Dataset items
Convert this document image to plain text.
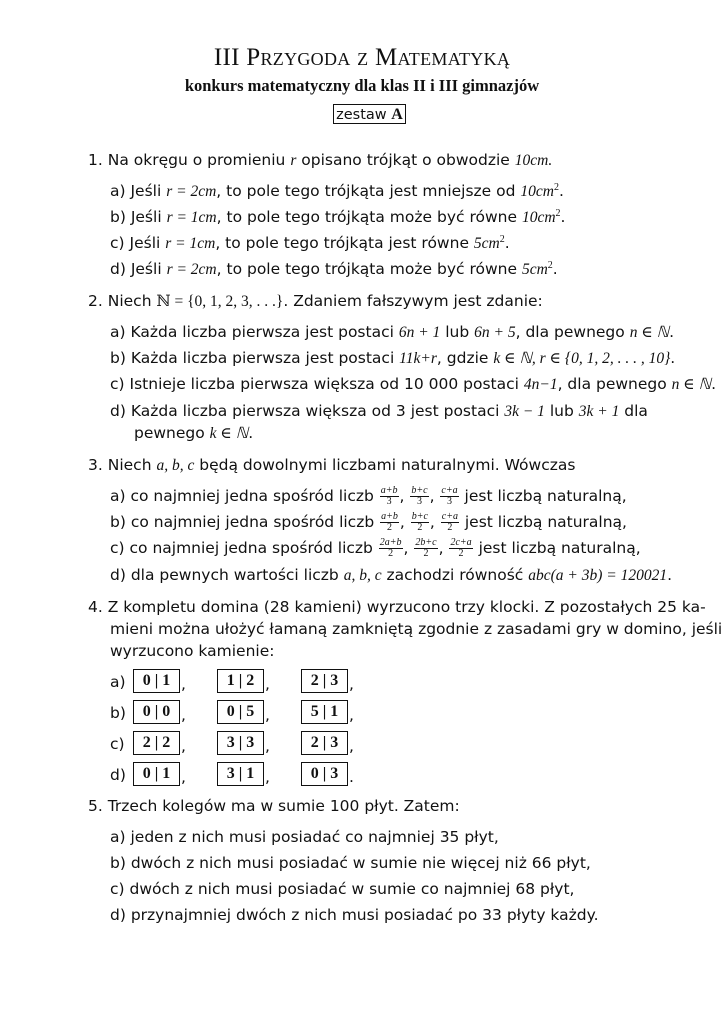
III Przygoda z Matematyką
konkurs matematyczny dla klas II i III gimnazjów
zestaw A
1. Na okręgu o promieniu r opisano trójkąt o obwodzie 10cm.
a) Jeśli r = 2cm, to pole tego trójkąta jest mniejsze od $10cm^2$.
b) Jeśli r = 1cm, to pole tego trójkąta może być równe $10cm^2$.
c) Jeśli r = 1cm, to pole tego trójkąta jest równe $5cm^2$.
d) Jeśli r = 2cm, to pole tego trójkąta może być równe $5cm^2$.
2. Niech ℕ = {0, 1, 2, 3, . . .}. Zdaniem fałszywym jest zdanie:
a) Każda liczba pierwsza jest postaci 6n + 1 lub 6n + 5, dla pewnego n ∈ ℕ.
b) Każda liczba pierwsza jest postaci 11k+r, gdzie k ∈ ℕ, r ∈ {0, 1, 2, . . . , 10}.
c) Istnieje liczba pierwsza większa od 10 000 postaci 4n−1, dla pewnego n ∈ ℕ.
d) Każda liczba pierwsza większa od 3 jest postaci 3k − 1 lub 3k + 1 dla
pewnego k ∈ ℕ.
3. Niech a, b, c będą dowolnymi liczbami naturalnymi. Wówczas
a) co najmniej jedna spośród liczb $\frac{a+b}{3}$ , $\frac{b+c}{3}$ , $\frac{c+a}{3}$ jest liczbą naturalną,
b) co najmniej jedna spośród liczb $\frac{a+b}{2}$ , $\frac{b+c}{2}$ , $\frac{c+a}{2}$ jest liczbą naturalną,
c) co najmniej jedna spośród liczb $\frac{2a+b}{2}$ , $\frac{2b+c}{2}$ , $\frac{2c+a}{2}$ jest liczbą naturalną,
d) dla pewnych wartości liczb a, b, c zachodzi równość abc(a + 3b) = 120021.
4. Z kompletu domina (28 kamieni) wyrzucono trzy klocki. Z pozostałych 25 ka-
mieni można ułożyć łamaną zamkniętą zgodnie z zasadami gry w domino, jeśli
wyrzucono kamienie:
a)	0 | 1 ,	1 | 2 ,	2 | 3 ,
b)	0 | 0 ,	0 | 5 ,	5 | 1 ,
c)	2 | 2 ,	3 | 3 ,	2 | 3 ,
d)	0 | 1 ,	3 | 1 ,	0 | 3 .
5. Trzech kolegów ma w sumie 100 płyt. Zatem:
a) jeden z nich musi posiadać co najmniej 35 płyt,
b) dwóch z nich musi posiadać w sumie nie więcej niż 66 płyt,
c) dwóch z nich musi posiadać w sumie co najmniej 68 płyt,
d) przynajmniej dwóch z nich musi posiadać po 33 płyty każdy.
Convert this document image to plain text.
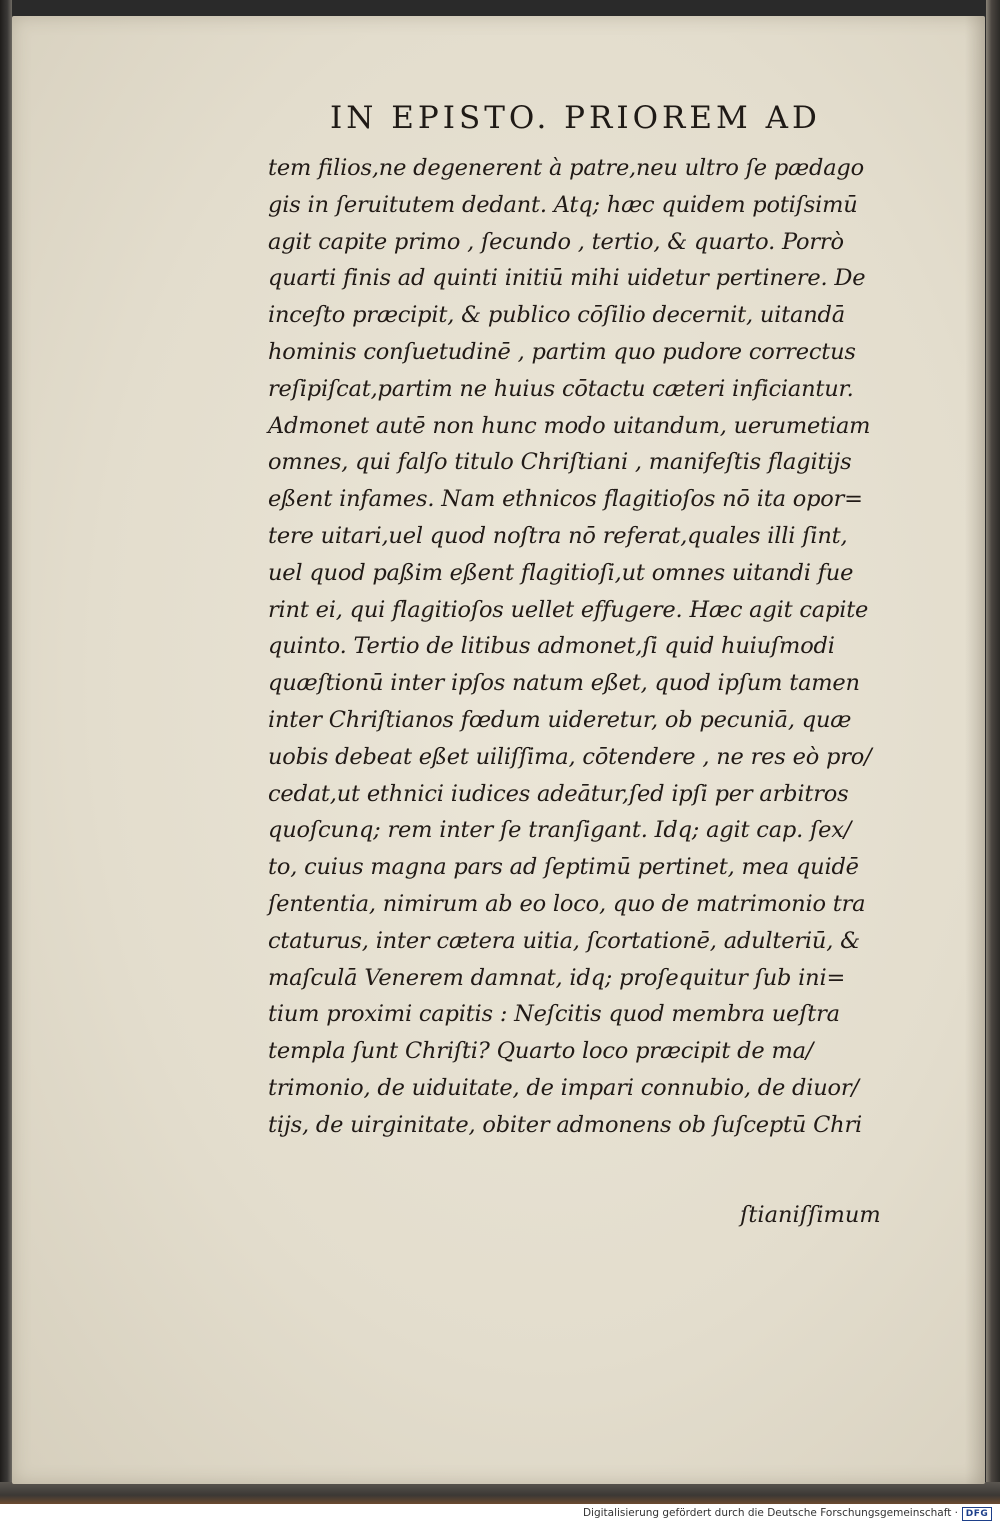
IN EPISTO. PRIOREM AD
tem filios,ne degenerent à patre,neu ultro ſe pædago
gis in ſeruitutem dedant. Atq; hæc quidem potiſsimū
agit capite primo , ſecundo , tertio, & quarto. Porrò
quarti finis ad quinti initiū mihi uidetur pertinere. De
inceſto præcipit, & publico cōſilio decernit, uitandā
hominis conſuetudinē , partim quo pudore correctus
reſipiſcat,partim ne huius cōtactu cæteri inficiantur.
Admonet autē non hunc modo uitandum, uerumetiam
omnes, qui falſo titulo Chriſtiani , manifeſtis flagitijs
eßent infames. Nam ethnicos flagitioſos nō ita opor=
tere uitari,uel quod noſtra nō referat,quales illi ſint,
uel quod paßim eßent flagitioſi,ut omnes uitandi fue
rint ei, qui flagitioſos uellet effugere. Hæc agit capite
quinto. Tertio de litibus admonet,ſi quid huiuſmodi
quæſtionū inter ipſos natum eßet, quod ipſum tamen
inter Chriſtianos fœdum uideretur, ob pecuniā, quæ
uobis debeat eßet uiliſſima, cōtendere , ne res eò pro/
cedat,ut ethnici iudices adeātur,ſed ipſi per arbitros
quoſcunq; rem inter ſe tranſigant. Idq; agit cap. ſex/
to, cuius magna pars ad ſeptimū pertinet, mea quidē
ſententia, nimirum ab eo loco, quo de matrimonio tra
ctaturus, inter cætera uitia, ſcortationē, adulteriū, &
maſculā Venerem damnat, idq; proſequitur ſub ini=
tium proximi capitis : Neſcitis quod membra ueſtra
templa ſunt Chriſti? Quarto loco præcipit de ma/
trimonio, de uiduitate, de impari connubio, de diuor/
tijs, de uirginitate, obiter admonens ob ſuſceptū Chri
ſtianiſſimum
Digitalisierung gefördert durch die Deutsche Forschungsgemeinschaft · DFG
...
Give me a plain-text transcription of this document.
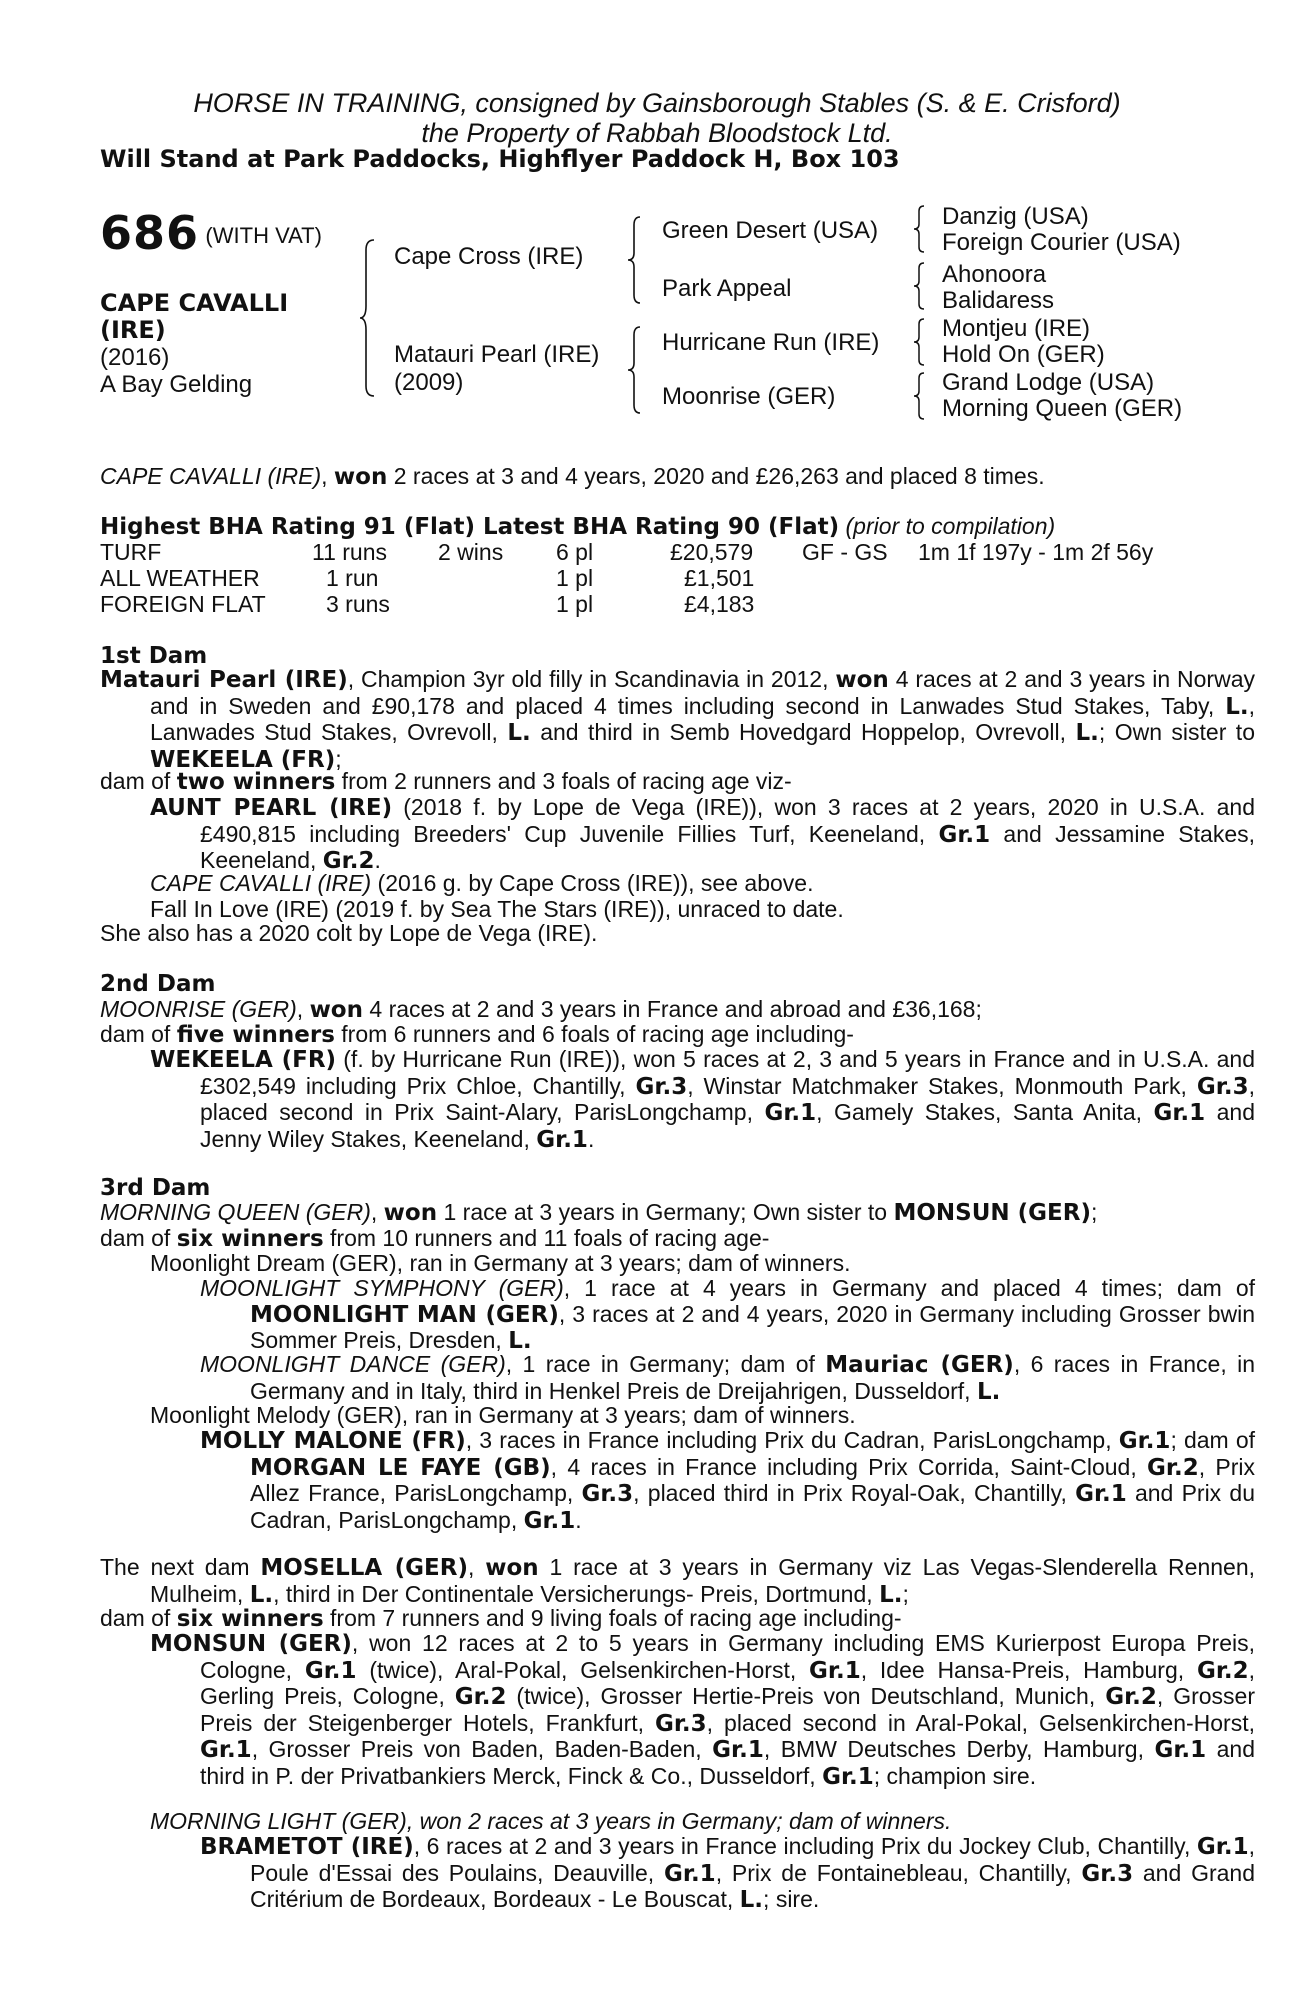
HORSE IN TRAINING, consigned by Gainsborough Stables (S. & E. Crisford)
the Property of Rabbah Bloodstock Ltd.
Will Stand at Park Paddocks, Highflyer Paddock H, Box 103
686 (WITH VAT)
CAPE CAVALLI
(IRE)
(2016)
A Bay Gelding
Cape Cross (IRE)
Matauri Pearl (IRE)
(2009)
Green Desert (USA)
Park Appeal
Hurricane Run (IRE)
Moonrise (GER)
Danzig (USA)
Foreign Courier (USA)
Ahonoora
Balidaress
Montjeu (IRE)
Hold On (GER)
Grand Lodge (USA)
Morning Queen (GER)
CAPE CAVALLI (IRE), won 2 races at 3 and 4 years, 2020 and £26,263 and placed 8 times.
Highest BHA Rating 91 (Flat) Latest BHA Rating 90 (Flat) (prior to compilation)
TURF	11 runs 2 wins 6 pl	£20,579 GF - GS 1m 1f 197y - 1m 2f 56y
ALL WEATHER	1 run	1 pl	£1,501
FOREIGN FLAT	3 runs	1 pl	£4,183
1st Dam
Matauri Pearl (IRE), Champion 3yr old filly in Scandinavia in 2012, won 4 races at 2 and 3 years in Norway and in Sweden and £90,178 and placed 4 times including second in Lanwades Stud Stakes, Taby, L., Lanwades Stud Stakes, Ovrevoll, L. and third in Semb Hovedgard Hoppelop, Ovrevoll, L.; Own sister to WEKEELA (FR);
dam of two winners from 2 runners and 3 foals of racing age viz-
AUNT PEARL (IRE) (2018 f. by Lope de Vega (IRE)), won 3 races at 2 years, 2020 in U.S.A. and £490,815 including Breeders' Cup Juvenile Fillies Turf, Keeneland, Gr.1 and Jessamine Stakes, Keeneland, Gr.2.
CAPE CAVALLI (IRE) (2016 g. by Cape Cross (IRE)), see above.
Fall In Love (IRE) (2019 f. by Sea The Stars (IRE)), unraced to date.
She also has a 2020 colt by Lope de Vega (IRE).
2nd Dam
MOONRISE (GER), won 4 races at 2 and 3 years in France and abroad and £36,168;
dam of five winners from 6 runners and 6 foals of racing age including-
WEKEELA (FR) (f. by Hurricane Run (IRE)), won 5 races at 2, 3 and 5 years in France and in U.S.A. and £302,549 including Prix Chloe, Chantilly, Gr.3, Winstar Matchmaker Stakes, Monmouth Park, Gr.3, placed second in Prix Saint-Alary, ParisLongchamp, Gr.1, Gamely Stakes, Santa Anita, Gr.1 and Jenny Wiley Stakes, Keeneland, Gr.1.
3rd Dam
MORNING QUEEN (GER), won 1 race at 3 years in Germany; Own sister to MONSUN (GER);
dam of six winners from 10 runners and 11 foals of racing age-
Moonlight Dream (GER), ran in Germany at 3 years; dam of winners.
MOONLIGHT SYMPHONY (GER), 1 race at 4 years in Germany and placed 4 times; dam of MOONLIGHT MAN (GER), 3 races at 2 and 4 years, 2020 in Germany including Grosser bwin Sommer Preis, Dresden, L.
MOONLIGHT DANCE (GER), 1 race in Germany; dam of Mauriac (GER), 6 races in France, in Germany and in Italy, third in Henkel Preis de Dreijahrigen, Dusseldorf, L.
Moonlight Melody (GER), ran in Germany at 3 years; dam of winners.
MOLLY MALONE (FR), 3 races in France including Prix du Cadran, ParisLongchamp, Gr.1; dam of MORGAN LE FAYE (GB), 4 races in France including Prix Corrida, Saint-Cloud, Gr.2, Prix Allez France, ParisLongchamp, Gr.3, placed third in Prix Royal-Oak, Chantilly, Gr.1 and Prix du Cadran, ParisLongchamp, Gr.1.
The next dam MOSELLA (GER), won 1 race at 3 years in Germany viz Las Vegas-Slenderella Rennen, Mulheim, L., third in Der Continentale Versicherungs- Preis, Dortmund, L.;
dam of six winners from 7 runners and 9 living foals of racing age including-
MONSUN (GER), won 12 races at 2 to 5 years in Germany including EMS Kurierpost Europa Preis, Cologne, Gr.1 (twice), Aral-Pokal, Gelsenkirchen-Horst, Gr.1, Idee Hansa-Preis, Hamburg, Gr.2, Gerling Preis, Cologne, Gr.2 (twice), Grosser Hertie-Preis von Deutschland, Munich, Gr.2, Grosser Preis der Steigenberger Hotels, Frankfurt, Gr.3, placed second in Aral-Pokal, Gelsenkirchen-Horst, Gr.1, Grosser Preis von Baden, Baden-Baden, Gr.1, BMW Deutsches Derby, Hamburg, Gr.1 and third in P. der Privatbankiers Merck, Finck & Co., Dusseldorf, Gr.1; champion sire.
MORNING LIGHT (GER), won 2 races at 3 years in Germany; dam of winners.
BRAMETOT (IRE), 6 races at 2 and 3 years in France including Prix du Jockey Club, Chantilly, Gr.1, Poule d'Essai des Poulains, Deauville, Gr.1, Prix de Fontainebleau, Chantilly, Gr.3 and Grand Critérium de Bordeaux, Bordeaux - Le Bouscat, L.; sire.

**Goal:** Report how many lines in the data include the word "posiadać", and give nothing but the count.

**Correct output:** 4